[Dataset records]
>>>

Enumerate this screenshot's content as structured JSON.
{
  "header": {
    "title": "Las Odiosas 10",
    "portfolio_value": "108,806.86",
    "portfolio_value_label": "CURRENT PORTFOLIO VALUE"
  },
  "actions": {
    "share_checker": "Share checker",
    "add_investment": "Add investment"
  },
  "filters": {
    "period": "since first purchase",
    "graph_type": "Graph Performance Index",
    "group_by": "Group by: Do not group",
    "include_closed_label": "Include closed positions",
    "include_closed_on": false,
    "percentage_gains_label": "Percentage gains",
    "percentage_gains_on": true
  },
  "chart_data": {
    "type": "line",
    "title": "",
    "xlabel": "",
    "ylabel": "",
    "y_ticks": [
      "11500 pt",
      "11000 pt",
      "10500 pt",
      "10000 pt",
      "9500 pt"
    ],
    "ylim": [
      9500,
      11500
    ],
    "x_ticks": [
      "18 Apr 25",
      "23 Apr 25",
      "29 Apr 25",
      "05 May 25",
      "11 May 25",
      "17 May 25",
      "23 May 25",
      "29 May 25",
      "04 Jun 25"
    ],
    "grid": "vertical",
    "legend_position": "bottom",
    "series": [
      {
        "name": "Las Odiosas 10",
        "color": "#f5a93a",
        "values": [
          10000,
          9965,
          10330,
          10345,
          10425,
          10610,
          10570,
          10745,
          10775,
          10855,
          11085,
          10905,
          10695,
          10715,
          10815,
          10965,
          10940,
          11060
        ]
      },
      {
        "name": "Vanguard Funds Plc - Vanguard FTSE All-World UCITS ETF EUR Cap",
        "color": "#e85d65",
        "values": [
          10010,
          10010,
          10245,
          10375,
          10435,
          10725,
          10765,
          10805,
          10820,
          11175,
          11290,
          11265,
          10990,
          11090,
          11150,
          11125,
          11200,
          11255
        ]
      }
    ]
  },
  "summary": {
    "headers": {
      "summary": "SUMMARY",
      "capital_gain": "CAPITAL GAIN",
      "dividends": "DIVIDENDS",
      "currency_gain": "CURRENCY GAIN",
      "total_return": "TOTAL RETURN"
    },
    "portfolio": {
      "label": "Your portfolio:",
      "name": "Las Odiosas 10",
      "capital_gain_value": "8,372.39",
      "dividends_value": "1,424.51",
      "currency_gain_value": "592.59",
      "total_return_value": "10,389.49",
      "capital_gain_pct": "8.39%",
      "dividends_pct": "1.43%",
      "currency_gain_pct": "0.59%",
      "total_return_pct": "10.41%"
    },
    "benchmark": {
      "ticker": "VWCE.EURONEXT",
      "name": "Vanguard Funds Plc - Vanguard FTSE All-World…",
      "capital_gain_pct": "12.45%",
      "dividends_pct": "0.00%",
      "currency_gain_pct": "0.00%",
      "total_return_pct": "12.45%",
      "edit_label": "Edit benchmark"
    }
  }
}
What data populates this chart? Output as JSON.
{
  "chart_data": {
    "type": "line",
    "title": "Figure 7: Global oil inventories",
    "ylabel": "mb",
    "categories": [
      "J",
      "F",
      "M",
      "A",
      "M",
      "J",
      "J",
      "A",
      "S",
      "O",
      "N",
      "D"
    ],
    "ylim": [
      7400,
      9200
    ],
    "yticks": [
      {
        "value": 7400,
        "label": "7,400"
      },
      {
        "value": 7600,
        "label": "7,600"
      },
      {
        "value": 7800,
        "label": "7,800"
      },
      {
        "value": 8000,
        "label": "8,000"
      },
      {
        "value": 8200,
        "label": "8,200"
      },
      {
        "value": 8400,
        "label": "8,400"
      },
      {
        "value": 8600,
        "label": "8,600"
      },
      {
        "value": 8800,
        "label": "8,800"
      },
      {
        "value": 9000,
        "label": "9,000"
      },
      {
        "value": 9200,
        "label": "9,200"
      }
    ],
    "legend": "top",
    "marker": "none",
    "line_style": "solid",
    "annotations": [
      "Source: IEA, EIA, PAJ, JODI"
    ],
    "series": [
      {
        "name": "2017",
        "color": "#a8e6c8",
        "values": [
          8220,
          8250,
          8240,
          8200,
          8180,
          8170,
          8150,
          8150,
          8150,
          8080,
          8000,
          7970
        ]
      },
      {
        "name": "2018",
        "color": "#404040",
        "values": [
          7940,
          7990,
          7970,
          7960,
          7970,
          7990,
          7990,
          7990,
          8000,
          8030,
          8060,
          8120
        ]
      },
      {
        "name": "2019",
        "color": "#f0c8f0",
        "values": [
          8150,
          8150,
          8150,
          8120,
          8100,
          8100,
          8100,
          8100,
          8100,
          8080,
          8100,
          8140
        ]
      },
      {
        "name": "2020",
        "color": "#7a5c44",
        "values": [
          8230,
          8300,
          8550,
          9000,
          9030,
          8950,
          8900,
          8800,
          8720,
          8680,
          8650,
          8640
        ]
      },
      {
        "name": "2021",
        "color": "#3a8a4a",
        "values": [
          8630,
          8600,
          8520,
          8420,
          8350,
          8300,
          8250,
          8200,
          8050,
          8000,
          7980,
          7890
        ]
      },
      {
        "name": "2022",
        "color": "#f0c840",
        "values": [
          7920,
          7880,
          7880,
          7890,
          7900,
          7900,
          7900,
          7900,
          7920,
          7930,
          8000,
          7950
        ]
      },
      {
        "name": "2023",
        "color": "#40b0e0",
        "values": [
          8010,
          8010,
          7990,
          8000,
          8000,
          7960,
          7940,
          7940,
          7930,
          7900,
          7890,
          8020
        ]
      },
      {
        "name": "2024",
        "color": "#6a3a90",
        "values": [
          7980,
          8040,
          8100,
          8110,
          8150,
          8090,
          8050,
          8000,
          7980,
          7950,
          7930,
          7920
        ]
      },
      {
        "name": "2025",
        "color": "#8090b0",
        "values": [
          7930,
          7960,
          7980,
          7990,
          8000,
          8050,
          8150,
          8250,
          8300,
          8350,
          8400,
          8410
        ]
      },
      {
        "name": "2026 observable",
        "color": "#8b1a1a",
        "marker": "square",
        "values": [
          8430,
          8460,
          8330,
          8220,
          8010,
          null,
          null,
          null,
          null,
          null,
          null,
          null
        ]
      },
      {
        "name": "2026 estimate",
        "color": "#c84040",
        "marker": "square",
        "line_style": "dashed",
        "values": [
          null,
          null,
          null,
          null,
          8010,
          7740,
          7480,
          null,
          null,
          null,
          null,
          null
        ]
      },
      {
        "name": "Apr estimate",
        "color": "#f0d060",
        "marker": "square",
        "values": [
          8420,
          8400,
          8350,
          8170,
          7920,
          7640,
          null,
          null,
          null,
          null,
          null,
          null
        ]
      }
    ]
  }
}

<<<

_Exercise directions_
Reproduce the data shown above exactly.

_Expected answer_
Enumerate this screenshot's content as structured JSON.
{
  "header": {
    "title": "Las Odiosas 10",
    "portfolio_value": "108,806.86",
    "portfolio_value_label": "CURRENT PORTFOLIO VALUE"
  },
  "actions": {
    "share_checker": "Share checker",
    "add_investment": "Add investment"
  },
  "filters": {
    "period": "since first purchase",
    "graph_type": "Graph Performance Index",
    "group_by": "Group by: Do not group",
    "include_closed_label": "Include closed positions",
    "include_closed_on": false,
    "percentage_gains_label": "Percentage gains",
    "percentage_gains_on": true
  },
  "chart_data": {
    "type": "line",
    "title": "",
    "xlabel": "",
    "ylabel": "",
    "y_ticks": [
      "11500 pt",
      "11000 pt",
      "10500 pt",
      "10000 pt",
      "9500 pt"
    ],
    "ylim": [
      9500,
      11500
    ],
    "x_ticks": [
      "18 Apr 25",
      "23 Apr 25",
      "29 Apr 25",
      "05 May 25",
      "11 May 25",
      "17 May 25",
      "23 May 25",
      "29 May 25",
      "04 Jun 25"
    ],
    "grid": "vertical",
    "legend_position": "bottom",
    "series": [
      {
        "name": "Las Odiosas 10",
        "color": "#f5a93a",
        "values": [
          10000,
          9965,
          10330,
          10345,
          10425,
          10610,
          10570,
          10745,
          10775,
          10855,
          11085,
          10905,
          10695,
          10715,
          10815,
          10965,
          10940,
          11060
        ]
      },
      {
        "name": "Vanguard Funds Plc - Vanguard FTSE All-World UCITS ETF EUR Cap",
        "color": "#e85d65",
        "values": [
          10010,
          10010,
          10245,
          10375,
          10435,
          10725,
          10765,
          10805,
          10820,
          11175,
          11290,
          11265,
          10990,
          11090,
          11150,
          11125,
          11200,
          11255
        ]
      }
    ]
  },
  "summary": {
    "headers": {
      "summary": "SUMMARY",
      "capital_gain": "CAPITAL GAIN",
      "dividends": "DIVIDENDS",
      "currency_gain": "CURRENCY GAIN",
      "total_return": "TOTAL RETURN"
    },
    "portfolio": {
      "label": "Your portfolio:",
      "name": "Las Odiosas 10",
      "capital_gain_value": "8,372.39",
      "dividends_value": "1,424.51",
      "currency_gain_value": "592.59",
      "total_return_value": "10,389.49",
      "capital_gain_pct": "8.39%",
      "dividends_pct": "1.43%",
      "currency_gain_pct": "0.59%",
      "total_return_pct": "10.41%"
    },
    "benchmark": {
      "ticker": "VWCE.EURONEXT",
      "name": "Vanguard Funds Plc - Vanguard FTSE All-World…",
      "capital_gain_pct": "12.45%",
      "dividends_pct": "0.00%",
      "currency_gain_pct": "0.00%",
      "total_return_pct": "12.45%",
      "edit_label": "Edit benchmark"
    }
  }
}
What data populates this chart? Output as JSON.
{
  "chart_data": {
    "type": "line",
    "title": "Figure 7: Global oil inventories",
    "ylabel": "mb",
    "categories": [
      "J",
      "F",
      "M",
      "A",
      "M",
      "J",
      "J",
      "A",
      "S",
      "O",
      "N",
      "D"
    ],
    "ylim": [
      7400,
      9200
    ],
    "yticks": [
      {
        "value": 7400,
        "label": "7,400"
      },
      {
        "value": 7600,
        "label": "7,600"
      },
      {
        "value": 7800,
        "label": "7,800"
      },
      {
        "value": 8000,
        "label": "8,000"
      },
      {
        "value": 8200,
        "label": "8,200"
      },
      {
        "value": 8400,
        "label": "8,400"
      },
      {
        "value": 8600,
        "label": "8,600"
      },
      {
        "value": 8800,
        "label": "8,800"
      },
      {
        "value": 9000,
        "label": "9,000"
      },
      {
        "value": 9200,
        "label": "9,200"
      }
    ],
    "legend": "top",
    "marker": "none",
    "line_style": "solid",
    "annotations": [
      "Source: IEA, EIA, PAJ, JODI"
    ],
    "series": [
      {
        "name": "2017",
        "color": "#a8e6c8",
        "values": [
          8220,
          8250,
          8240,
          8200,
          8180,
          8170,
          8150,
          8150,
          8150,
          8080,
          8000,
          7970
        ]
      },
      {
        "name": "2018",
        "color": "#404040",
        "values": [
          7940,
          7990,
          7970,
          7960,
          7970,
          7990,
          7990,
          7990,
          8000,
          8030,
          8060,
          8120
        ]
      },
      {
        "name": "2019",
        "color": "#f0c8f0",
        "values": [
          8150,
          8150,
          8150,
          8120,
          8100,
          8100,
          8100,
          8100,
          8100,
          8080,
          8100,
          8140
        ]
      },
      {
        "name": "2020",
        "color": "#7a5c44",
        "values": [
          8230,
          8300,
          8550,
          9000,
          9030,
          8950,
          8900,
          8800,
          8720,
          8680,
          8650,
          8640
        ]
      },
      {
        "name": "2021",
        "color": "#3a8a4a",
        "values": [
          8630,
          8600,
          8520,
          8420,
          8350,
          8300,
          8250,
          8200,
          8050,
          8000,
          7980,
          7890
        ]
      },
      {
        "name": "2022",
        "color": "#f0c840",
        "values": [
          7920,
          7880,
          7880,
          7890,
          7900,
          7900,
          7900,
          7900,
          7920,
          7930,
          8000,
          7950
        ]
      },
      {
        "name": "2023",
        "color": "#40b0e0",
        "values": [
          8010,
          8010,
          7990,
          8000,
          8000,
          7960,
          7940,
          7940,
          7930,
          7900,
          7890,
          8020
        ]
      },
      {
        "name": "2024",
        "color": "#6a3a90",
        "values": [
          7980,
          8040,
          8100,
          8110,
          8150,
          8090,
          8050,
          8000,
          7980,
          7950,
          7930,
          7920
        ]
      },
      {
        "name": "2025",
        "color": "#8090b0",
        "values": [
          7930,
          7960,
          7980,
          7990,
          8000,
          8050,
          8150,
          8250,
          8300,
          8350,
          8400,
          8410
        ]
      },
      {
        "name": "2026 observable",
        "color": "#8b1a1a",
        "marker": "square",
        "values": [
          8430,
          8460,
          8330,
          8220,
          8010,
          null,
          null,
          null,
          null,
          null,
          null,
          null
        ]
      },
      {
        "name": "2026 estimate",
        "color": "#c84040",
        "marker": "square",
        "line_style": "dashed",
        "values": [
          null,
          null,
          null,
          null,
          8010,
          7740,
          7480,
          null,
          null,
          null,
          null,
          null
        ]
      },
      {
        "name": "Apr estimate",
        "color": "#f0d060",
        "marker": "square",
        "values": [
          8420,
          8400,
          8350,
          8170,
          7920,
          7640,
          null,
          null,
          null,
          null,
          null,
          null
        ]
      }
    ]
  }
}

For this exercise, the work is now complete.